AIM ::
What number of lines contain the word "Bauaufsicht"? Reply with the number and nothing else.

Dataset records
* start *
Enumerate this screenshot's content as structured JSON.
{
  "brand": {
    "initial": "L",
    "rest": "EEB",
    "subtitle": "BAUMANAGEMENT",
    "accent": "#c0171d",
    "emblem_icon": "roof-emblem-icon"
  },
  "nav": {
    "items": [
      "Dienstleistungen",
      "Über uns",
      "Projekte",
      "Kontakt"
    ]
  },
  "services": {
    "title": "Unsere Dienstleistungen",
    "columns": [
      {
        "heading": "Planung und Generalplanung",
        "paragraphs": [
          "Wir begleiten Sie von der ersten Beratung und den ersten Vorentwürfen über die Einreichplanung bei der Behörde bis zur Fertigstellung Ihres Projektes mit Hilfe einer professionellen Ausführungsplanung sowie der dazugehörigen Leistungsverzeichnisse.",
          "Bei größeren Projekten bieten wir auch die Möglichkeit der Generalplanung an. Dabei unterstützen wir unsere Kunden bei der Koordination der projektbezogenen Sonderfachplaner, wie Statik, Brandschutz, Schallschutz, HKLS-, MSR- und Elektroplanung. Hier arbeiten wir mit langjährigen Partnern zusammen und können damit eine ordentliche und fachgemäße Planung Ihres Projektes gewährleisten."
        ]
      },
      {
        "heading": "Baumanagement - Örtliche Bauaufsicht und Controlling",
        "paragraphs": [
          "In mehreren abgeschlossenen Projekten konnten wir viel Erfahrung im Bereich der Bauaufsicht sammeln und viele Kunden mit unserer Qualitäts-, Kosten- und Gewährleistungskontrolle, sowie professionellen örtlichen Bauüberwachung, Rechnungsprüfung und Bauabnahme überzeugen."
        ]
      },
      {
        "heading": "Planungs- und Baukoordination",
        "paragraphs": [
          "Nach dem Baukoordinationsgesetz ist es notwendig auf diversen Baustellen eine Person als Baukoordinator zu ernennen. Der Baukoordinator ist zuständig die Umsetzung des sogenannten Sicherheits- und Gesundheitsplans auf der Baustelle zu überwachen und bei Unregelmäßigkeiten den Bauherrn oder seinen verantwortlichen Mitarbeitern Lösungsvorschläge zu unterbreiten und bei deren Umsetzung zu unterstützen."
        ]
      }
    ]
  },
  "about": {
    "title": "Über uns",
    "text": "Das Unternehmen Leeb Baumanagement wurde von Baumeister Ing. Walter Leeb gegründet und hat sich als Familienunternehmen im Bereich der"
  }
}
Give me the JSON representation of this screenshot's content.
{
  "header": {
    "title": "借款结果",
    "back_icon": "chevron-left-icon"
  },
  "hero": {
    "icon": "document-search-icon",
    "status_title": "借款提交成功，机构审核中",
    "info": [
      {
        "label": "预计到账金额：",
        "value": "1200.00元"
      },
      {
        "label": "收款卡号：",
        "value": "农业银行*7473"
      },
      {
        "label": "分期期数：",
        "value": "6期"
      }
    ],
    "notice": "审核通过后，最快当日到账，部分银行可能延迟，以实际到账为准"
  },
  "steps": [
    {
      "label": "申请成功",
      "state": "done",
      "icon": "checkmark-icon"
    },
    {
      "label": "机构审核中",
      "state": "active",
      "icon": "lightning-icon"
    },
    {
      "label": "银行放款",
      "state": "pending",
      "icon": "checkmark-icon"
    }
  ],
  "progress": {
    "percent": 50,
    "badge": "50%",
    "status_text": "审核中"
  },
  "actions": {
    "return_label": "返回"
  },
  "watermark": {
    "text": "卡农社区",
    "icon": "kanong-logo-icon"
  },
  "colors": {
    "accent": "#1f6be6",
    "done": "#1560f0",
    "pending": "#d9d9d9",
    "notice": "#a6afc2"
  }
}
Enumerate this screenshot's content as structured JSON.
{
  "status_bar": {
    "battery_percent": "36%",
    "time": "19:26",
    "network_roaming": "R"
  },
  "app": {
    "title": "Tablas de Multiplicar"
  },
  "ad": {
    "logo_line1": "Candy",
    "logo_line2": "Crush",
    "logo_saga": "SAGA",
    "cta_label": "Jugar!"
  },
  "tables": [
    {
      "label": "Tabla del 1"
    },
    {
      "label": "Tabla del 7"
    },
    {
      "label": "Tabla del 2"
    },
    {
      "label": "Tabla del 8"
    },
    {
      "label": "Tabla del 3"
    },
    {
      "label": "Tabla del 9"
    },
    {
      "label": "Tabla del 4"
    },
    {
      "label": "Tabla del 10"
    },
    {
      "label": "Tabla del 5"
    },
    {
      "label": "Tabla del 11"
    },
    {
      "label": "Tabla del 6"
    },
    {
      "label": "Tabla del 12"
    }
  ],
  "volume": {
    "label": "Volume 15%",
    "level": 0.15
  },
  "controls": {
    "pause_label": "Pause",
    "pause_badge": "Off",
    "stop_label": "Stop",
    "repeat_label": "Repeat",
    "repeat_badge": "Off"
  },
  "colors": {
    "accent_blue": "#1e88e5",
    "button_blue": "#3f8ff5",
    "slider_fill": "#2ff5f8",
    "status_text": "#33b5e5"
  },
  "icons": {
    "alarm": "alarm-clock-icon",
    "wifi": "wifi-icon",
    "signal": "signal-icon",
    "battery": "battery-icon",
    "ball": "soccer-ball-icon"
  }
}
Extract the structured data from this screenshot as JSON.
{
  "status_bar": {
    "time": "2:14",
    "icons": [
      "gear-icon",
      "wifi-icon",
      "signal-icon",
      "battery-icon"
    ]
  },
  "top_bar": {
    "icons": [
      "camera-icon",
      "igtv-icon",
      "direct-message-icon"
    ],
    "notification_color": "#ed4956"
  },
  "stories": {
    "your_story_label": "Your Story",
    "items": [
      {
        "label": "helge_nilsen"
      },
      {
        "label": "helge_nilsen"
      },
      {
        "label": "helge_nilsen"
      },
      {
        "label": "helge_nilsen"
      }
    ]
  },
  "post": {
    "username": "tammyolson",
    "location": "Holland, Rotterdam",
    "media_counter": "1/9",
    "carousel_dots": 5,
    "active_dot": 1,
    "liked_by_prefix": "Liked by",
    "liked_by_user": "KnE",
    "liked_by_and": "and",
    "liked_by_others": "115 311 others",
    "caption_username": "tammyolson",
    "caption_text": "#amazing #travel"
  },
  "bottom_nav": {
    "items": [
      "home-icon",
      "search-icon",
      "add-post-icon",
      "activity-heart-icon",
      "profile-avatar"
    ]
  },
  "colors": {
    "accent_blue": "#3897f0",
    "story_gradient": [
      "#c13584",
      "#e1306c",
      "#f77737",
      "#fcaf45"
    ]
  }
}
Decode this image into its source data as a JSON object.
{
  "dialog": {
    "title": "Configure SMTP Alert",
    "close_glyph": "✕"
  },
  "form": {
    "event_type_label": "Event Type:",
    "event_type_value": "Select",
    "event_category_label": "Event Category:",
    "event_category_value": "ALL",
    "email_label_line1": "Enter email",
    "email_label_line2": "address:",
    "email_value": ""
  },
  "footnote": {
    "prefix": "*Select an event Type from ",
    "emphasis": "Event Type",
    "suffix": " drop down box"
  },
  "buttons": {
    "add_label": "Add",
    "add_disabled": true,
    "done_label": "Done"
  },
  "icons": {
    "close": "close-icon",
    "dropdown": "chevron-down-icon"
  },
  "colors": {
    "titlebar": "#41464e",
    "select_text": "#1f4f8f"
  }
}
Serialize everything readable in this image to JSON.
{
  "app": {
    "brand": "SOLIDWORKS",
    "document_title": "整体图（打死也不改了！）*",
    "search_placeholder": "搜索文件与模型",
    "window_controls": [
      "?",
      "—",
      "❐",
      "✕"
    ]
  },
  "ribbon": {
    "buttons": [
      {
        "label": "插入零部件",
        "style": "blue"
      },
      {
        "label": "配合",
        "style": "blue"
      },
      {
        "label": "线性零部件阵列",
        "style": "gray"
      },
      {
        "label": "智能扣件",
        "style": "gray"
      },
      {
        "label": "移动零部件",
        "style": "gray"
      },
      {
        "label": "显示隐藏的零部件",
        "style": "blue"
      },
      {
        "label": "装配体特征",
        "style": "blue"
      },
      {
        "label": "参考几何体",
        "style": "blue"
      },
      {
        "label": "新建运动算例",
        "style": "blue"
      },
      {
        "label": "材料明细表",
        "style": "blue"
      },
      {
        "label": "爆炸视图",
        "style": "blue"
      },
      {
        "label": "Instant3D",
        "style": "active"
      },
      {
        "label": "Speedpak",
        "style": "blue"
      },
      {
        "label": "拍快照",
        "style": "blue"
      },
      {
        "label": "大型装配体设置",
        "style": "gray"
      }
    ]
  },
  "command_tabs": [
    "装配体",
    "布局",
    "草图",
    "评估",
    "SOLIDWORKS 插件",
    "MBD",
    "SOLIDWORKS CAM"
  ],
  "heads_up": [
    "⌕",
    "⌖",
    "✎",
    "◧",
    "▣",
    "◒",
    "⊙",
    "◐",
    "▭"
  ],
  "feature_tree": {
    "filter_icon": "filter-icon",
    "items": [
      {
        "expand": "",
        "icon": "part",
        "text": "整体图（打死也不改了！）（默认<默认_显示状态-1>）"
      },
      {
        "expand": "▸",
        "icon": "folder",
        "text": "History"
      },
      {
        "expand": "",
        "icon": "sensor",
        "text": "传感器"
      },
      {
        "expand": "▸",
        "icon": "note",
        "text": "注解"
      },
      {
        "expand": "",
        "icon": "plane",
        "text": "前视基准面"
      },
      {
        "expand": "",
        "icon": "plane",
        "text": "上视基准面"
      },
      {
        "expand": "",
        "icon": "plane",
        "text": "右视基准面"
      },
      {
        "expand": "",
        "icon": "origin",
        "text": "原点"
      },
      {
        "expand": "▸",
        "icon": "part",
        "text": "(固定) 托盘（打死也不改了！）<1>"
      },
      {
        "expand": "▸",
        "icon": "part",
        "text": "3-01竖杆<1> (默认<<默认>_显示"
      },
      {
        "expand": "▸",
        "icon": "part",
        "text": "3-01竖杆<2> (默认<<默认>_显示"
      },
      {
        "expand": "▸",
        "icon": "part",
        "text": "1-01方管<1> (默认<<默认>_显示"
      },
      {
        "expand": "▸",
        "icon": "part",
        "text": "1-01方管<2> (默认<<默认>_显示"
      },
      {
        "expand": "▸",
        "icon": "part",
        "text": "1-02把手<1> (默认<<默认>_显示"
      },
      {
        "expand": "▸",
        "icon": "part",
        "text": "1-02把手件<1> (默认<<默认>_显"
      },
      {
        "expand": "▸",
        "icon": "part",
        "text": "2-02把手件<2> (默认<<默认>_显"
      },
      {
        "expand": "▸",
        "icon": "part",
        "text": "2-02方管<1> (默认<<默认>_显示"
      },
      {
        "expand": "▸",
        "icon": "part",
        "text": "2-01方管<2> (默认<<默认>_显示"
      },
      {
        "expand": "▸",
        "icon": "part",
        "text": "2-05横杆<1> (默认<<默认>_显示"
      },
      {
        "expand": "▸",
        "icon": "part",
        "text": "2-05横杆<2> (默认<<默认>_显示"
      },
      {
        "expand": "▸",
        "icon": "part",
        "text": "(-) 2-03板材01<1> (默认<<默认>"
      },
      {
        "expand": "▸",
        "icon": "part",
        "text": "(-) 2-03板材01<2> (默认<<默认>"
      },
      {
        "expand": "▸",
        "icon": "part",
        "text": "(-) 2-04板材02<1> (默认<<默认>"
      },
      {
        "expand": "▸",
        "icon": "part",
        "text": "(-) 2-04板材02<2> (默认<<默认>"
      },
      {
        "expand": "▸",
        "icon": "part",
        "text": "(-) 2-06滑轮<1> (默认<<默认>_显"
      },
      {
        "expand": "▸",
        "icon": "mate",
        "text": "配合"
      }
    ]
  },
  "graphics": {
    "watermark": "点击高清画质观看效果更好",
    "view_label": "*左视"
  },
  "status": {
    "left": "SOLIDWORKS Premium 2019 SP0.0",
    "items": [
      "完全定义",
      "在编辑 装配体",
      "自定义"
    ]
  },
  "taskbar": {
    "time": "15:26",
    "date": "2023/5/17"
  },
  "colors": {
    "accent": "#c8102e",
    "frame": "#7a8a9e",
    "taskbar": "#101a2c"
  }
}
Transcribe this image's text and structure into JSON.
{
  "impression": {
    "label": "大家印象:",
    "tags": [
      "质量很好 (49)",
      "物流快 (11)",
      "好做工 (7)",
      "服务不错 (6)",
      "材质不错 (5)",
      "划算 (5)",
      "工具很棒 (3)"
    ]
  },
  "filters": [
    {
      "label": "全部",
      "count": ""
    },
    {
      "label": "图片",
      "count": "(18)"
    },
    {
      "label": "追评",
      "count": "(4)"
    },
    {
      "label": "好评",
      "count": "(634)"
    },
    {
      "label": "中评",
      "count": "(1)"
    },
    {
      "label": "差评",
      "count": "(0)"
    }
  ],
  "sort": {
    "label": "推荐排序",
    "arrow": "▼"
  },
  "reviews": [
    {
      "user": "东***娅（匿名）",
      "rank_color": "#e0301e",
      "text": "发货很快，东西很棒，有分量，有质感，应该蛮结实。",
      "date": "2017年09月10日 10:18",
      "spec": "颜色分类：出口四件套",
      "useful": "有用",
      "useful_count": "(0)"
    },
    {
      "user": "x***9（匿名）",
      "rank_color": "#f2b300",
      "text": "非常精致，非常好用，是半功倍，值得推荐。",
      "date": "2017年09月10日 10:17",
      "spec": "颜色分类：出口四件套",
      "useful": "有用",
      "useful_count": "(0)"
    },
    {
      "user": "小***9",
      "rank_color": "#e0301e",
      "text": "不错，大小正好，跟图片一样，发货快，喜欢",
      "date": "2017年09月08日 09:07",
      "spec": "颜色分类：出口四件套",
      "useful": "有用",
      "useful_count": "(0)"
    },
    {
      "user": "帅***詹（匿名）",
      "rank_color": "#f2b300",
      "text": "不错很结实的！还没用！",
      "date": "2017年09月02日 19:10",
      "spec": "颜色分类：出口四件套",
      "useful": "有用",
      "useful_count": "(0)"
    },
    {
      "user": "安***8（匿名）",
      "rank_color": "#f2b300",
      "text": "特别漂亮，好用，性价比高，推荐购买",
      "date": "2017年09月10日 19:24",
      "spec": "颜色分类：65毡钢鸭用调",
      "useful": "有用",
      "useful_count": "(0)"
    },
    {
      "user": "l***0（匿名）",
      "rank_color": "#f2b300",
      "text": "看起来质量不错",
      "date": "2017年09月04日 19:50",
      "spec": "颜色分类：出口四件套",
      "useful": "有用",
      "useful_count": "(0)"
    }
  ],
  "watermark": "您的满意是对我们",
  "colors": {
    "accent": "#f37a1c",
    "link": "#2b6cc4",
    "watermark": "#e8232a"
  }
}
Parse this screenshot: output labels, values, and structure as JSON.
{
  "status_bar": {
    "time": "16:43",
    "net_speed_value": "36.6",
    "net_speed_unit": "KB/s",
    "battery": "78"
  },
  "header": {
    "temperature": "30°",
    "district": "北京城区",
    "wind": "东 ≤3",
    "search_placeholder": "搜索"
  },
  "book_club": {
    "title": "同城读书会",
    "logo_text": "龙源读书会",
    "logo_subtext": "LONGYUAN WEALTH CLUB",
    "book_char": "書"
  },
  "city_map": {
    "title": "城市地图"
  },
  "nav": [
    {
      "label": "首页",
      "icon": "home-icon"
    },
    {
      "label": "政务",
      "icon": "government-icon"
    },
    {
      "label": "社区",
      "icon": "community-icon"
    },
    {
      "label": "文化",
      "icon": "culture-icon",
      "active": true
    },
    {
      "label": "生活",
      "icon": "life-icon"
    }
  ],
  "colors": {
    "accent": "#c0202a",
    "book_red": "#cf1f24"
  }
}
* end *
SOLUTION TO THIS EXERCISE ::
2